◆ WORK REQUIRED
Pick out the lines containing "text".

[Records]
══════════
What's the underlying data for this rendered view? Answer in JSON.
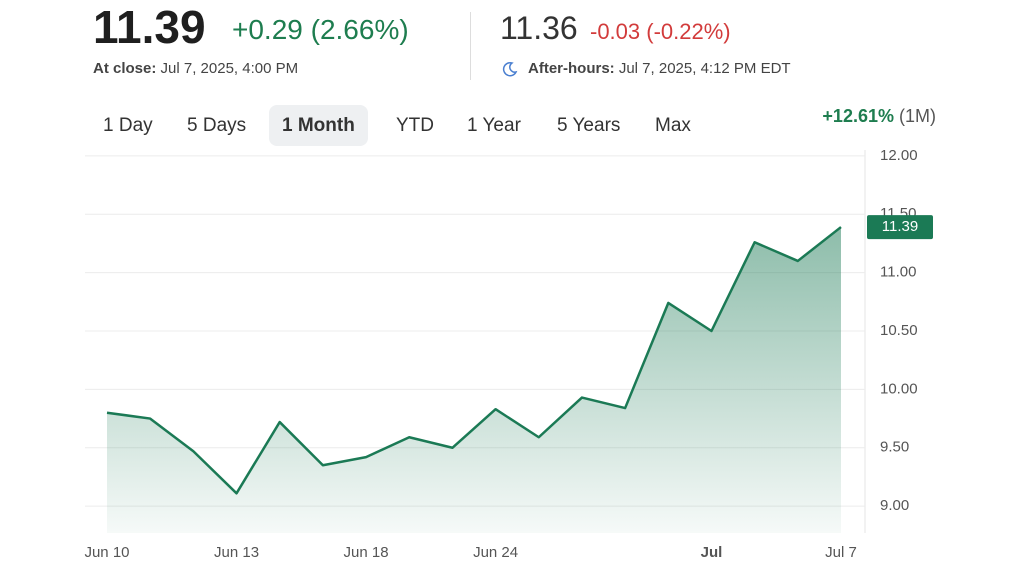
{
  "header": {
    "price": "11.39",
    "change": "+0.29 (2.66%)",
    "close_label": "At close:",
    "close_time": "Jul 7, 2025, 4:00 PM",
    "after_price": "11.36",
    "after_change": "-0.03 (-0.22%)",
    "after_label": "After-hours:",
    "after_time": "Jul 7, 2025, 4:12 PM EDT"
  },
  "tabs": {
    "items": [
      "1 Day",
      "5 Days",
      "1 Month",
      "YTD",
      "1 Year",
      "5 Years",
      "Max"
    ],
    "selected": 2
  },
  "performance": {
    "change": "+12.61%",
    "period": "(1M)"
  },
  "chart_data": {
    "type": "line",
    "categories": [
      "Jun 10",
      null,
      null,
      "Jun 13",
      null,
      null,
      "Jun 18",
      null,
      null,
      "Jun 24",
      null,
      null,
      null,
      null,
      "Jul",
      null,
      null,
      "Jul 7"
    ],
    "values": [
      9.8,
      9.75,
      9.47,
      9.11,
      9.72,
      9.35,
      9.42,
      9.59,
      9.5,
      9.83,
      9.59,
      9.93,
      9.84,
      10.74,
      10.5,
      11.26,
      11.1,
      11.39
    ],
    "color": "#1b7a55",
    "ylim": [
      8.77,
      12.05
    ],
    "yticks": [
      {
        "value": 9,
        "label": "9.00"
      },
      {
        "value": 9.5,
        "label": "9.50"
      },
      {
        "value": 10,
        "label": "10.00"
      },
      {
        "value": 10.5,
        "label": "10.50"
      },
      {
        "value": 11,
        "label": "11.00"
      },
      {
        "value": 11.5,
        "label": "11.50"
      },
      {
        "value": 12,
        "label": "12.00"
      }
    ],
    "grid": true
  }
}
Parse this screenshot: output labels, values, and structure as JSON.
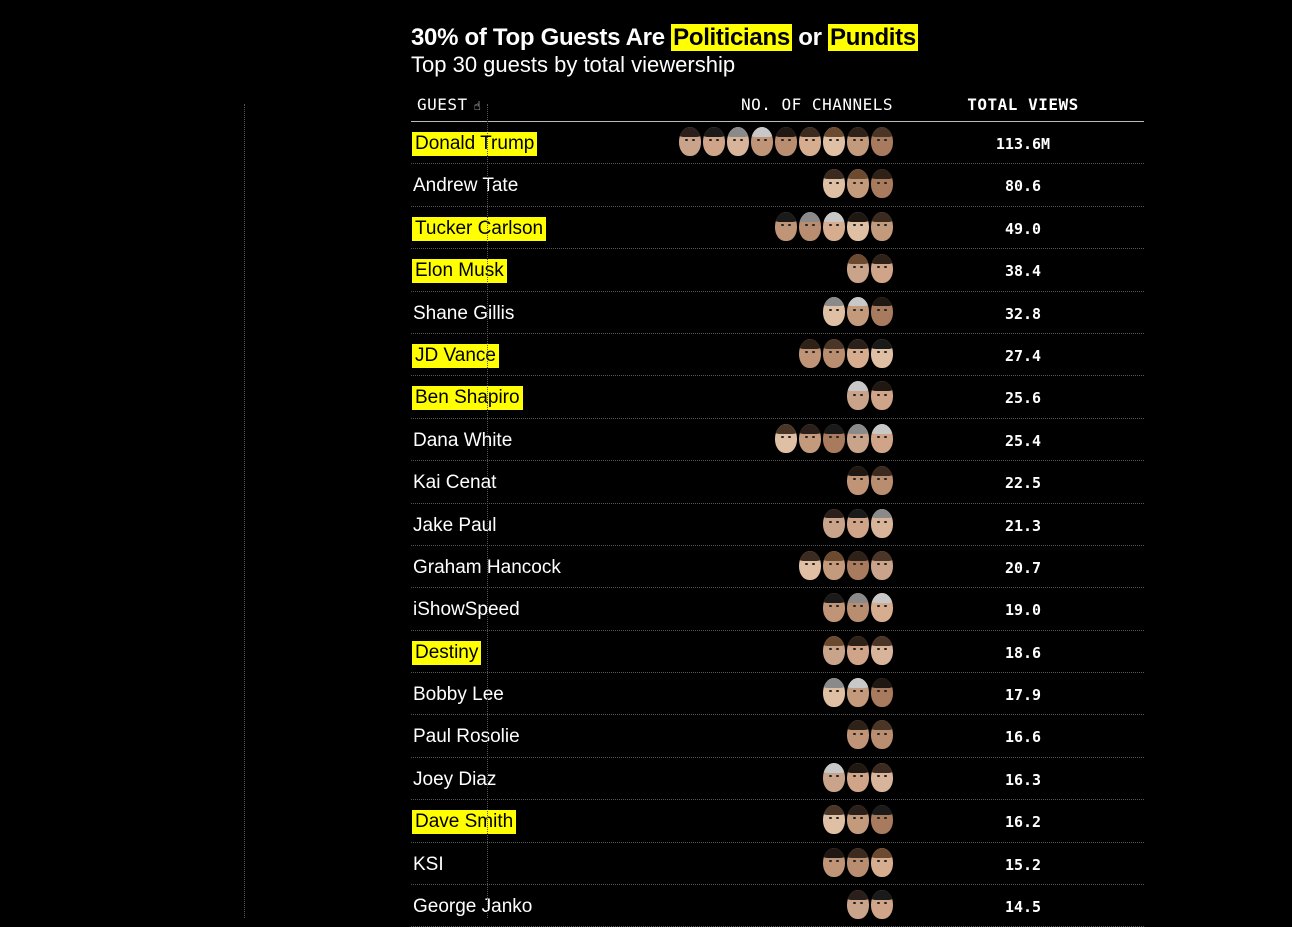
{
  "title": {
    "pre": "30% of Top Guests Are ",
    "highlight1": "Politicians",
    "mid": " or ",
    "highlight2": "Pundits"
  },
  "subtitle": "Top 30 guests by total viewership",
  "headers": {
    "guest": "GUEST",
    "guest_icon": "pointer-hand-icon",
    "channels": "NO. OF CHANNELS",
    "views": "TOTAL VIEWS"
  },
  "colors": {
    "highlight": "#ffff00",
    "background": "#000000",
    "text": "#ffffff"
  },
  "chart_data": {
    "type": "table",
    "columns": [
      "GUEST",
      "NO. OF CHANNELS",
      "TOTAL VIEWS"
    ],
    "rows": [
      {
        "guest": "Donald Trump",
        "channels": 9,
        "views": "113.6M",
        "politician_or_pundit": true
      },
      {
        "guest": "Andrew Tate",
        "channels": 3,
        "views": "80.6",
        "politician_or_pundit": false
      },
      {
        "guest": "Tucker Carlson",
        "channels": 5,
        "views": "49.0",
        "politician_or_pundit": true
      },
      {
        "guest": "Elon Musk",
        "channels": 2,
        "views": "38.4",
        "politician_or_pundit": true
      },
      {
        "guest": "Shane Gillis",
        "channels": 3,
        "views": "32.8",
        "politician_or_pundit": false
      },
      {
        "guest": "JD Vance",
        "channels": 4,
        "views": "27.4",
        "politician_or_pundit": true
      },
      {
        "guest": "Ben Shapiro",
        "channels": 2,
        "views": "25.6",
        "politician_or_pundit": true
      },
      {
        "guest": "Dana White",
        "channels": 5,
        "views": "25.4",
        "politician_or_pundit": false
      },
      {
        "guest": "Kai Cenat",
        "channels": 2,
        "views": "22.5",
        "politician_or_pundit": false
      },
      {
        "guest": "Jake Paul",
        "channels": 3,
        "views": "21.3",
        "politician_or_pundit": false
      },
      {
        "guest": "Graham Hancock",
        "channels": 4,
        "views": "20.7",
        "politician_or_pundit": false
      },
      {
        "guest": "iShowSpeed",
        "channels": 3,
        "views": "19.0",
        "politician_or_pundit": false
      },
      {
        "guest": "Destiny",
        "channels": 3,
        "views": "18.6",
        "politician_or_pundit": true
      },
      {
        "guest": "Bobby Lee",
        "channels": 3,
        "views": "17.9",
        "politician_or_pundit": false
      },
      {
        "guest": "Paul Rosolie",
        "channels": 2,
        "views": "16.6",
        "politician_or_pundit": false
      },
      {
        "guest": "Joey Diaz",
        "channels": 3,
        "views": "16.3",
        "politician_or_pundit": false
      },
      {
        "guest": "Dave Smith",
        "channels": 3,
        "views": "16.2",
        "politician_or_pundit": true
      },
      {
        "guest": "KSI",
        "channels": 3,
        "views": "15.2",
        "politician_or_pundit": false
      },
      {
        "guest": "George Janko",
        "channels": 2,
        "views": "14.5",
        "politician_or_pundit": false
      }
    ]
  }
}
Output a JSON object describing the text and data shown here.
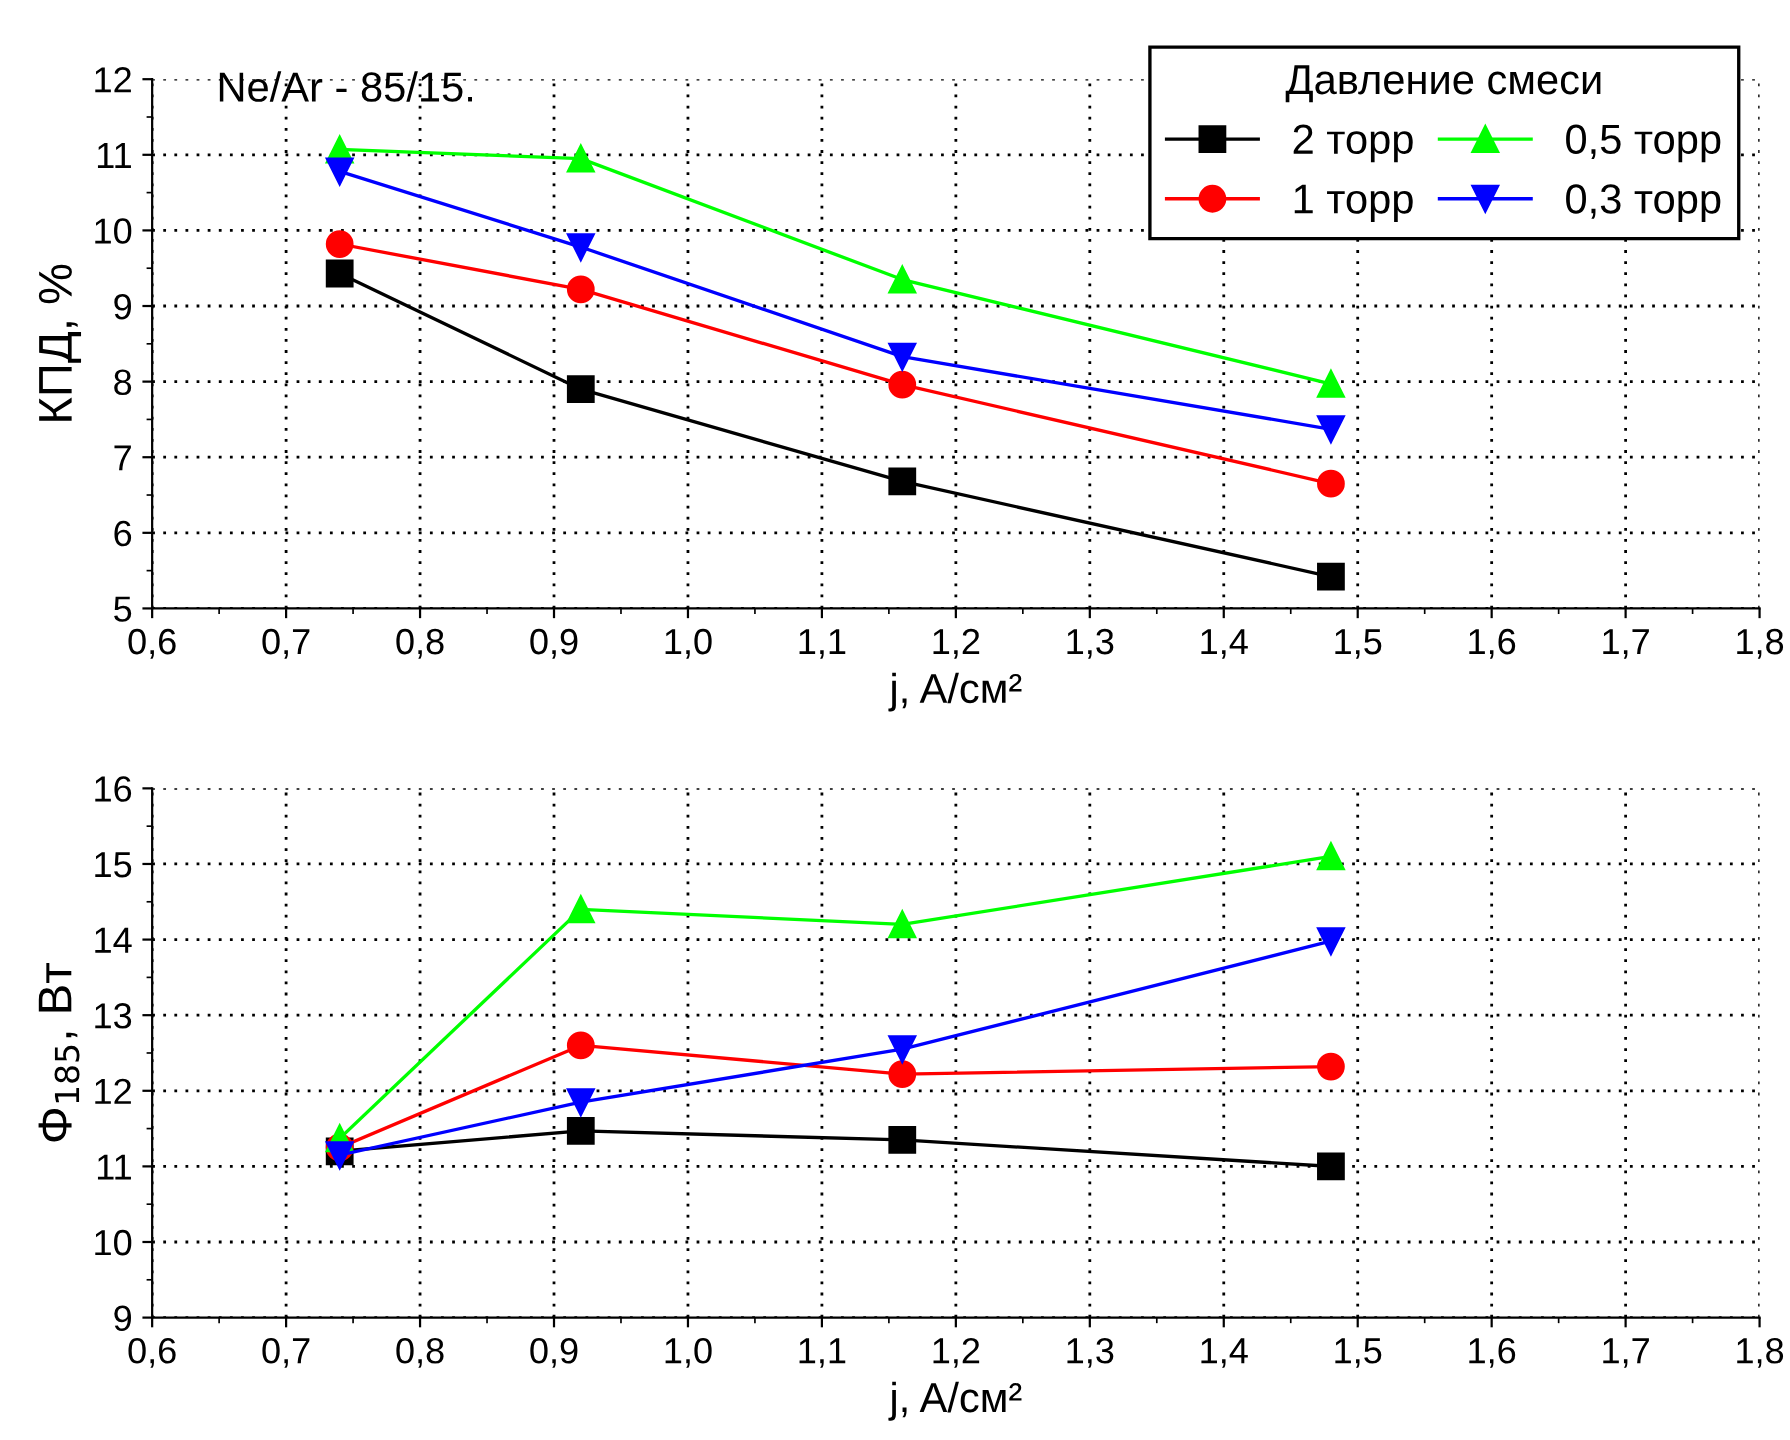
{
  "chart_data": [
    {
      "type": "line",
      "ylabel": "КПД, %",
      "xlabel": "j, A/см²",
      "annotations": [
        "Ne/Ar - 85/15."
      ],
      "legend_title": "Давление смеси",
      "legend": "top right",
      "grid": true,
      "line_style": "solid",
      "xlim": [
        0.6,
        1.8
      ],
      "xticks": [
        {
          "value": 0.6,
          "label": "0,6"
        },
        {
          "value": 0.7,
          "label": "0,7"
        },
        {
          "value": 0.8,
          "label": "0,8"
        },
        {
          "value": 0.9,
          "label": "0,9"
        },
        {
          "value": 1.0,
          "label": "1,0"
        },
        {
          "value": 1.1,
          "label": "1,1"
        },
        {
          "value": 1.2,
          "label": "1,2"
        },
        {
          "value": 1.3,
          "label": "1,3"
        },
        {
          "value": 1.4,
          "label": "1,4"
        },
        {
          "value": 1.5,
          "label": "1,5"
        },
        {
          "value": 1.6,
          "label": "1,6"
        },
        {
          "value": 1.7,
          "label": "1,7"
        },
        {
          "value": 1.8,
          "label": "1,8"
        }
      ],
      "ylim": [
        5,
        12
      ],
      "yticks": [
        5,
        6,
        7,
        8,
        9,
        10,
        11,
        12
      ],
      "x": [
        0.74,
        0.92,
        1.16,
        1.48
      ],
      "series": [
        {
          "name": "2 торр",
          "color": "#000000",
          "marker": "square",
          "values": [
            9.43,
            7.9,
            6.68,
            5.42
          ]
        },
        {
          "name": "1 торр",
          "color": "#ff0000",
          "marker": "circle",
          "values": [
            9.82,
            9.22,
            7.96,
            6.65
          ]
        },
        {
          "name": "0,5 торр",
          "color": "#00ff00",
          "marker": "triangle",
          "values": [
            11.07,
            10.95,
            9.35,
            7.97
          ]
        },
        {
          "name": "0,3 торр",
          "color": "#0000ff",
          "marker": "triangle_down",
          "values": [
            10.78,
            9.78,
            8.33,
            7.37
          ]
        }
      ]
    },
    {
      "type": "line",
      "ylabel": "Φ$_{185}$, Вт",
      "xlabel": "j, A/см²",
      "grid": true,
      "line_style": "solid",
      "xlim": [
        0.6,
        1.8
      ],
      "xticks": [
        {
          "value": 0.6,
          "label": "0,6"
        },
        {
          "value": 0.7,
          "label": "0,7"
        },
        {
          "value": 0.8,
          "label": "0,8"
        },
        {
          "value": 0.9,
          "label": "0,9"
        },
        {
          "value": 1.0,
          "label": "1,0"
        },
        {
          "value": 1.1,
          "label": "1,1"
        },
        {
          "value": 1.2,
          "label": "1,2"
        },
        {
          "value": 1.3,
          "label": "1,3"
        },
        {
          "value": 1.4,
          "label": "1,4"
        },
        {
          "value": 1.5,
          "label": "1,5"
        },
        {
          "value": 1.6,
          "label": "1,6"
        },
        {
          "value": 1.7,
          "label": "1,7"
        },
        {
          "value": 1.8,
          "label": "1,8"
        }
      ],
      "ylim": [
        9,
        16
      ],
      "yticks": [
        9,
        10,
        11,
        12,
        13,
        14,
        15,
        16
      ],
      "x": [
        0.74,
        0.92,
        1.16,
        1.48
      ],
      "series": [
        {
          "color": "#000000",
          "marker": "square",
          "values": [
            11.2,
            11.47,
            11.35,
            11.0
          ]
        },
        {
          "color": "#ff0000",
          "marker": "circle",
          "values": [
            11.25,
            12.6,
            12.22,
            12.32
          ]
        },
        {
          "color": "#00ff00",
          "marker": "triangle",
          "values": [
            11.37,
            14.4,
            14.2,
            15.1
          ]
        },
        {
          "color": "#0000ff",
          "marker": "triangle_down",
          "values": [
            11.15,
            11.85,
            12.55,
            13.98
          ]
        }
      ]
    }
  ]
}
══════════
◆ CORRECT RESPONSE
    "text": "#ffffff"
Output a JSON object describing the text and data shown here.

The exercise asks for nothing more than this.